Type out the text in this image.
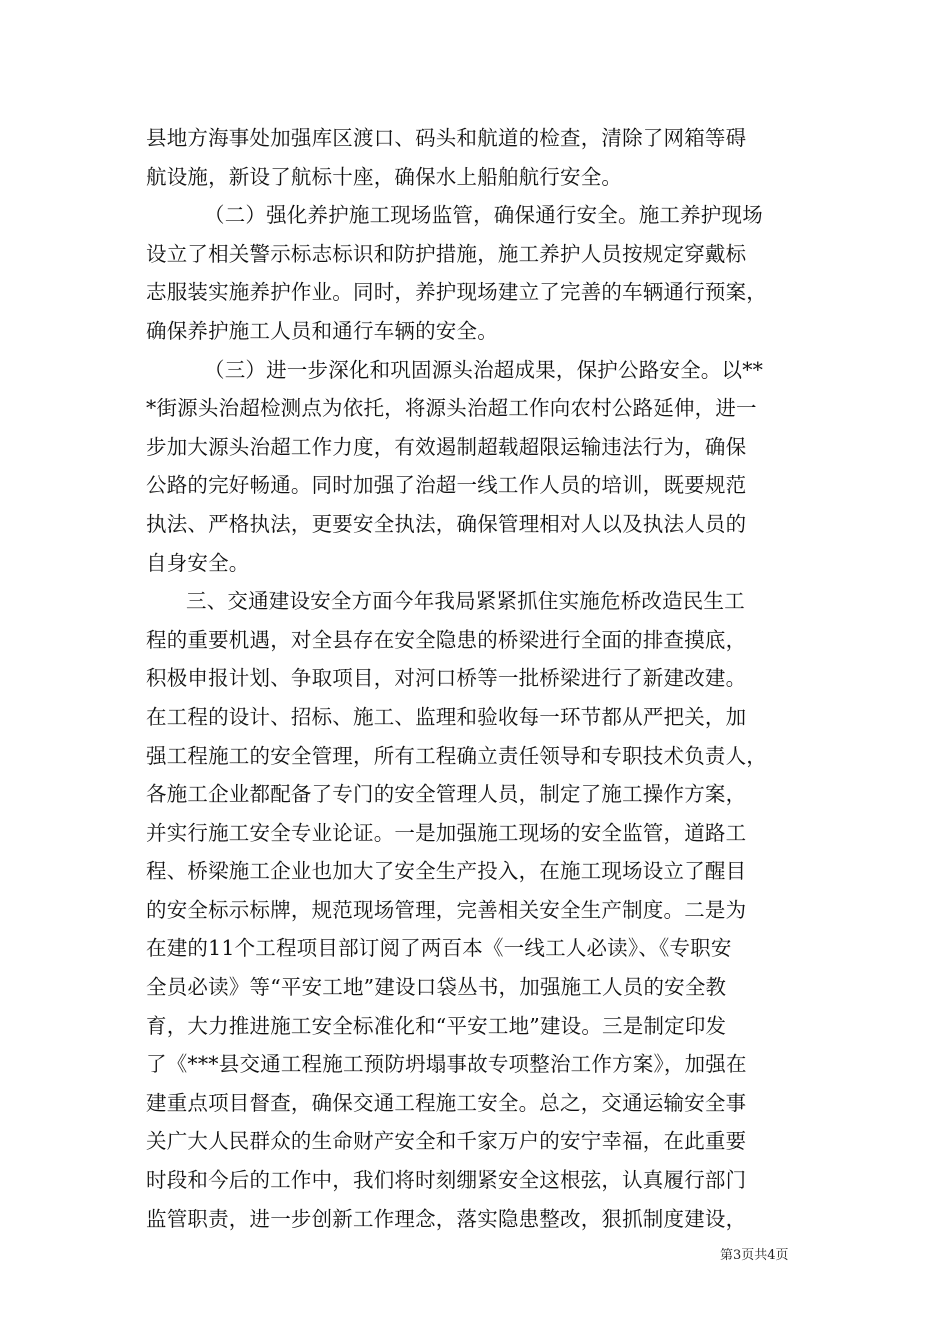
县地方海事处加强库区渡口、码头和航道的检查，清除了网箱等碍
航设施，新设了航标十座，确保水上船舶航行安全。
（二）强化养护施工现场监管，确保通行安全。施工养护现场
设立了相关警示标志标识和防护措施，施工养护人员按规定穿戴标
志服装实施养护作业。同时，养护现场建立了完善的车辆通行预案，
确保养护施工人员和通行车辆的安全。
（三）进一步深化和巩固源头治超成果，保护公路安全。以**
*街源头治超检测点为依托，将源头治超工作向农村公路延伸，进一
步加大源头治超工作力度，有效遏制超载超限运输违法行为，确保
公路的完好畅通。同时加强了治超一线工作人员的培训，既要规范
执法、严格执法，更要安全执法，确保管理相对人以及执法人员的
自身安全。
三、交通建设安全方面今年我局紧紧抓住实施危桥改造民生工
程的重要机遇，对全县存在安全隐患的桥梁进行全面的排查摸底，
积极申报计划、争取项目，对河口桥等一批桥梁进行了新建改建。
在工程的设计、招标、施工、监理和验收每一环节都从严把关，加
强工程施工的安全管理，所有工程确立责任领导和专职技术负责人，
各施工企业都配备了专门的安全管理人员，制定了施工操作方案，
并实行施工安全专业论证。一是加强施工现场的安全监管，道路工
程、桥梁施工企业也加大了安全生产投入，在施工现场设立了醒目
的安全标示标牌，规范现场管理，完善相关安全生产制度。二是为
在建的11个工程项目部订阅了两百本《一线工人必读》、《专职安
全员必读》等“平安工地”建设口袋丛书，加强施工人员的安全教
育，大力推进施工安全标准化和“平安工地”建设。三是制定印发
了《***县交通工程施工预防坍塌事故专项整治工作方案》，加强在
建重点项目督查，确保交通工程施工安全。总之，交通运输安全事
关广大人民群众的生命财产安全和千家万户的安宁幸福，在此重要
时段和今后的工作中，我们将时刻绷紧安全这根弦，认真履行部门
监管职责，进一步创新工作理念，落实隐患整改，狠抓制度建设，
第3页共4页
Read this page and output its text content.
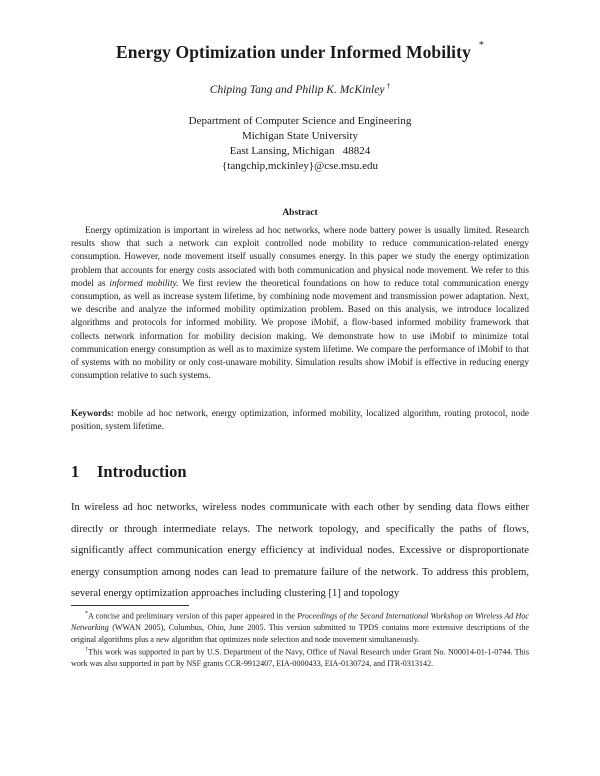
Energy Optimization under Informed Mobility *
Chiping Tang and Philip K. McKinley †
Department of Computer Science and Engineering
Michigan State University
East Lansing, Michigan   48824
{tangchip,mckinley}@cse.msu.edu
Abstract
Energy optimization is important in wireless ad hoc networks, where node battery power is usually limited. Research results show that such a network can exploit controlled node mobility to reduce communication-related energy consumption. However, node movement itself usually consumes energy. In this paper we study the energy optimization problem that accounts for energy costs associated with both communication and physical node movement. We refer to this model as informed mobility. We first review the theoretical foundations on how to reduce total communication energy consumption, as well as increase system lifetime, by combining node movement and transmission power adaptation. Next, we describe and analyze the informed mobility optimization problem. Based on this analysis, we introduce localized algorithms and protocols for informed mobility. We propose iMobif, a flow-based informed mobility framework that collects network information for mobility decision making. We demonstrate how to use iMobif to minimize total communication energy consumption as well as to maximize system lifetime. We compare the performance of iMobif to that of systems with no mobility or only cost-unaware mobility. Simulation results show iMobif is effective in reducing energy consumption relative to such systems.
Keywords: mobile ad hoc network, energy optimization, informed mobility, localized algorithm, routing protocol, node position, system lifetime.
1 Introduction
In wireless ad hoc networks, wireless nodes communicate with each other by sending data flows either directly or through intermediate relays. The network topology, and specifically the paths of flows, significantly affect communication energy efficiency at individual nodes. Excessive or disproportionate energy consumption among nodes can lead to premature failure of the network. To address this problem, several energy optimization approaches including clustering [1] and topology

*A concise and preliminary version of this paper appeared in the Proceedings of the Second International Workshop on Wireless Ad Hoc Networking (WWAN 2005), Columbus, Ohio, June 2005. This version submitted to TPDS contains more extensive descriptions of the original algorithms plus a new algorithm that optimizes node selection and node movement simultaneously.

†This work was supported in part by U.S. Department of the Navy, Office of Naval Research under Grant No. N00014-01-1-0744. This work was also supported in part by NSF grants CCR-9912407, EIA-0000433, EIA-0130724, and ITR-0313142.
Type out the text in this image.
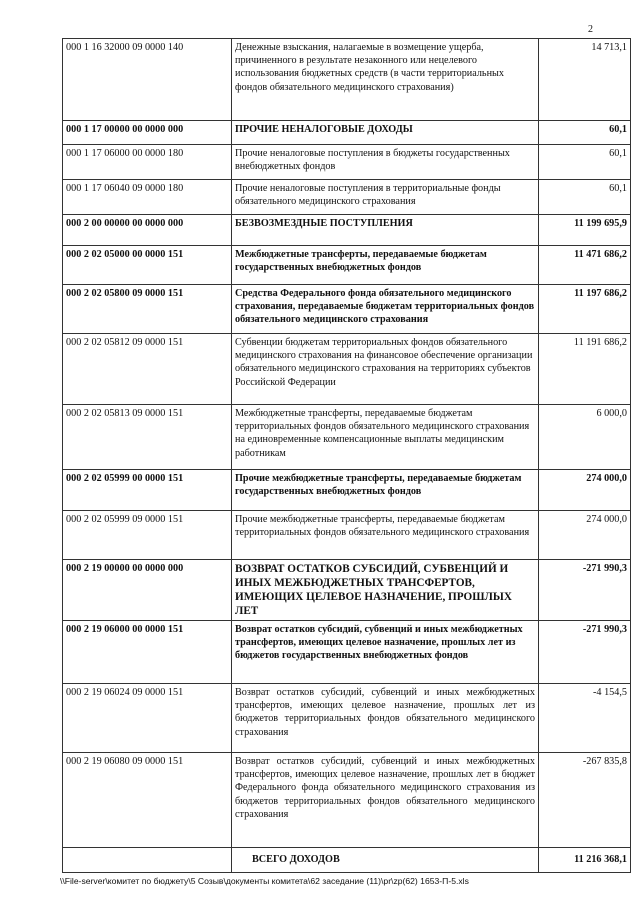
2
000 1 16 32000 09 0000 140	Денежные взыскания, налагаемые в возмещение ущерба, причиненного в результате незаконного или нецелевого использования бюджетных средств (в части территориальных фондов обязательного медицинского страхования)	14 713,1
000 1 17 00000 00 0000 000	ПРОЧИЕ НЕНАЛОГОВЫЕ ДОХОДЫ	60,1
000 1 17 06000 00 0000 180	Прочие неналоговые поступления в бюджеты государственных внебюджетных фондов	60,1
000 1 17 06040 09 0000 180	Прочие неналоговые поступления в территориальные фонды обязательного медицинского страхования	60,1
000 2 00 00000 00 0000 000	БЕЗВОЗМЕЗДНЫЕ ПОСТУПЛЕНИЯ	11 199 695,9
000 2 02 05000 00 0000 151	Межбюджетные трансферты, передаваемые бюджетам государственных внебюджетных фондов	11 471 686,2
000 2 02 05800 09 0000 151	Средства Федерального фонда обязательного медицинского страхования, передаваемые бюджетам территориальных фондов обязательного медицинского страхования	11 197 686,2
000 2 02 05812 09 0000 151	Субвенции бюджетам территориальных фондов обязательного медицинского страхования на финансовое обеспечение организации обязательного медицинского страхования на территориях субъектов Российской Федерации	11 191 686,2
000 2 02 05813 09 0000 151	Межбюджетные трансферты, передаваемые бюджетам территориальных фондов обязательного медицинского страхования на единовременные компенсационные выплаты медицинским работникам	6 000,0
000 2 02 05999 00 0000 151	Прочие межбюджетные трансферты, передаваемые бюджетам государственных внебюджетных фондов	274 000,0
000 2 02 05999 09 0000 151	Прочие межбюджетные трансферты, передаваемые бюджетам территориальных фондов обязательного медицинского страхования	274 000,0
000 2 19 00000 00 0000 000	ВОЗВРАТ ОСТАТКОВ СУБСИДИЙ, СУБВЕНЦИЙ И ИНЫХ МЕЖБЮДЖЕТНЫХ ТРАНСФЕРТОВ, ИМЕЮЩИХ ЦЕЛЕВОЕ НАЗНАЧЕНИЕ, ПРОШЛЫХ ЛЕТ	-271 990,3
000 2 19 06000 00 0000 151	Возврат остатков субсидий, субвенций и иных межбюджетных трансфертов, имеющих целевое назначение, прошлых лет из бюджетов государственных внебюджетных фондов	-271 990,3
000 2 19 06024 09 0000 151	Возврат остатков субсидий, субвенций и иных межбюджетных трансфертов, имеющих целевое назначение, прошлых лет из бюджетов территориальных фондов обязательного медицинского страхования	-4 154,5
000 2 19 06080 09 0000 151	Возврат остатков субсидий, субвенций и иных межбюджетных трансфертов, имеющих целевое назначение, прошлых лет в бюджет Федерального фонда обязательного медицинского страхования из бюджетов территориальных фондов обязательного медицинского страхования	-267 835,8
	ВСЕГО ДОХОДОВ	11 216 368,1
\\File-server\комитет по бюджету\5 Созыв\документы комитета\62 заседание (11)\pr\zp(62) 1653-П-5.xls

■ What is needed ■
Scan the material above for the string "under" and return the lines that hold it.

■ Task solution ■
Energy Optimization under Informed Mobility *
†This work was supported in part by U.S. Department of the Navy, Office of Naval Research under Grant No. N00014-01-1-0744. This work was also supported in part by NSF grants CCR-9912407, EIA-0000433, EIA-0130724, and ITR-0313142.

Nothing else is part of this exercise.